## Provided records
— begin —

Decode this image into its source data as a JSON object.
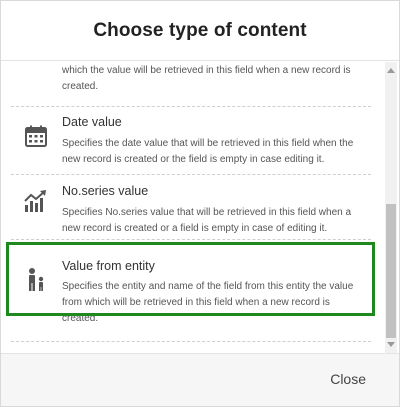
{
  "dialog": {
    "title": "Choose type of content",
    "close_label": "Close"
  },
  "items": [
    {
      "name": "",
      "desc_lines": [
        "which the value will be retrieved in this field when a new record is",
        "created."
      ],
      "icon": "none"
    },
    {
      "name": "Date value",
      "desc_lines": [
        "Specifies the date value that will be retrieved in this field when the",
        "new record is created or the field is empty in case editing it."
      ],
      "icon": "calendar-icon"
    },
    {
      "name": "No.series value",
      "desc_lines": [
        "Specifies No.series value that will be retrieved in this field when a",
        "new record is created or a field is empty in case of editing it."
      ],
      "icon": "chart-growth-icon",
      "highlighted": true
    },
    {
      "name": "Value from entity",
      "desc_lines": [
        "Specifies the entity and name of the field from this entity the value",
        "from which will be retrieved in this field when a new record is",
        "created."
      ],
      "icon": "family-icon"
    }
  ],
  "colors": {
    "highlight": "#1e8a1e",
    "icon": "#555555"
  }
}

— end —

## Given task
Transcribe each entry precisely as given, leaving the pictures out.

## Exercise response
Decode this image into its source data as a JSON object.
{
  "dialog": {
    "title": "Choose type of content",
    "close_label": "Close"
  },
  "items": [
    {
      "name": "",
      "desc_lines": [
        "which the value will be retrieved in this field when a new record is",
        "created."
      ],
      "icon": "none"
    },
    {
      "name": "Date value",
      "desc_lines": [
        "Specifies the date value that will be retrieved in this field when the",
        "new record is created or the field is empty in case editing it."
      ],
      "icon": "calendar-icon"
    },
    {
      "name": "No.series value",
      "desc_lines": [
        "Specifies No.series value that will be retrieved in this field when a",
        "new record is created or a field is empty in case of editing it."
      ],
      "icon": "chart-growth-icon",
      "highlighted": true
    },
    {
      "name": "Value from entity",
      "desc_lines": [
        "Specifies the entity and name of the field from this entity the value",
        "from which will be retrieved in this field when a new record is",
        "created."
      ],
      "icon": "family-icon"
    }
  ],
  "colors": {
    "highlight": "#1e8a1e",
    "icon": "#555555"
  }
}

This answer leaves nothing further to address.